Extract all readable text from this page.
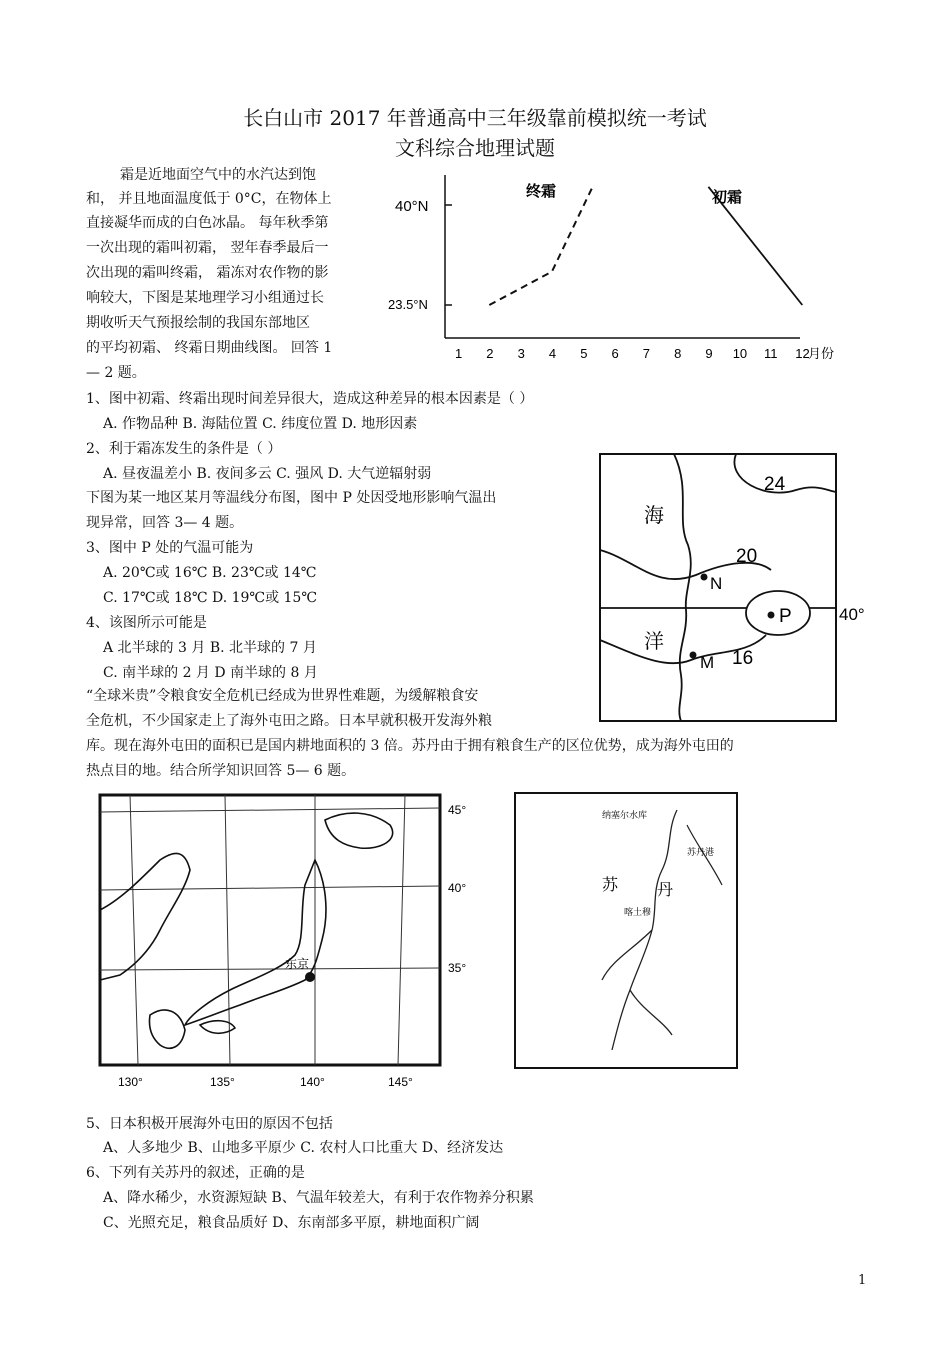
长白山市 2017 年普通高中三年级靠前模拟统一考试
文科综合地理试题
霜是近地面空气中的水汽达到饱
和， 并且地面温度低于 0°C，在物体上
直接凝华而成的白色冰晶。 每年秋季第
一次出现的霜叫初霜， 翌年春季最后一
次出现的霜叫终霜， 霜冻对农作物的影
响较大，下图是某地理学习小组通过长
期收听天气预报绘制的我国东部地区
的平均初霜、 终霜日期曲线图。 回答 1
— 2 题。
40°N
23.5°N
1 2 3 4 5 6 7 8 9 10 11 12
月份
终霜	初霜
1、图中初霜、终霜出现时间差异很大，造成这种差异的根本因素是（ ）
A. 作物品种 B. 海陆位置 C. 纬度位置 D. 地形因素
2、利于霜冻发生的条件是（ ）
A. 昼夜温差小 B. 夜间多云 C. 强风 D. 大气逆辐射弱
下图为某一地区某月等温线分布图，图中 P 处因受地形影响气温出
现异常，回答 3— 4 题。	海
洋
24
20
16
N
M
P	40°
3、图中 P 处的气温可能为
A. 20℃或 16℃ B. 23℃或 14℃
C. 17℃或 18℃ D. 19℃或 15℃
4、该图所示可能是
A 北半球的 3 月 B. 北半球的 7 月
C. 南半球的 2 月 D 南半球的 8 月
“全球米贵”令粮食安全危机已经成为世界性难题，为缓解粮食安
全危机，不少国家走上了海外屯田之路。日本早就积极开发海外粮
库。现在海外屯田的面积已是国内耕地面积的 3 倍。苏丹由于拥有粮食生产的区位优势，成为海外屯田的
热点目的地。结合所学知识回答 5— 6 题。
东京
45°
40°
35°
130°	135°	140°	145°
纳塞尔水库
苏丹港
喀土穆
苏 丹
5、日本积极开展海外屯田的原因不包括
A、人多地少 B、山地多平原少 C. 农村人口比重大 D、经济发达
6、下列有关苏丹的叙述，正确的是
A、降水稀少，水资源短缺 B、气温年较差大，有利于农作物养分积累
C、光照充足，粮食品质好 D、东南部多平原，耕地面积广阔
1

+ + + + +

**Request**
Leave the pictures out and write out every entry exactly as given.

**Answer to the task**
Extract all readable text from this page.
长白山市 2017 年普通高中三年级靠前模拟统一考试
文科综合地理试题
霜是近地面空气中的水汽达到饱
和， 并且地面温度低于 0°C，在物体上
直接凝华而成的白色冰晶。 每年秋季第
一次出现的霜叫初霜， 翌年春季最后一
次出现的霜叫终霜， 霜冻对农作物的影
响较大，下图是某地理学习小组通过长
期收听天气预报绘制的我国东部地区
的平均初霜、 终霜日期曲线图。 回答 1
— 2 题。
40°N
23.5°N
1 2 3 4 5 6 7 8 9 10 11 12
月份
终霜	初霜
1、图中初霜、终霜出现时间差异很大，造成这种差异的根本因素是（ ）
A. 作物品种 B. 海陆位置 C. 纬度位置 D. 地形因素
2、利于霜冻发生的条件是（ ）
A. 昼夜温差小 B. 夜间多云 C. 强风 D. 大气逆辐射弱
下图为某一地区某月等温线分布图，图中 P 处因受地形影响气温出
现异常，回答 3— 4 题。	海
洋
24
20
16
N
M
P	40°
3、图中 P 处的气温可能为
A. 20℃或 16℃ B. 23℃或 14℃
C. 17℃或 18℃ D. 19℃或 15℃
4、该图所示可能是
A 北半球的 3 月 B. 北半球的 7 月
C. 南半球的 2 月 D 南半球的 8 月
“全球米贵”令粮食安全危机已经成为世界性难题，为缓解粮食安
全危机，不少国家走上了海外屯田之路。日本早就积极开发海外粮
库。现在海外屯田的面积已是国内耕地面积的 3 倍。苏丹由于拥有粮食生产的区位优势，成为海外屯田的
热点目的地。结合所学知识回答 5— 6 题。
东京
45°
40°
35°
130°	135°	140°	145°
纳塞尔水库
苏丹港
喀土穆
苏 丹
5、日本积极开展海外屯田的原因不包括
A、人多地少 B、山地多平原少 C. 农村人口比重大 D、经济发达
6、下列有关苏丹的叙述，正确的是
A、降水稀少，水资源短缺 B、气温年较差大，有利于农作物养分积累
C、光照充足，粮食品质好 D、东南部多平原，耕地面积广阔
1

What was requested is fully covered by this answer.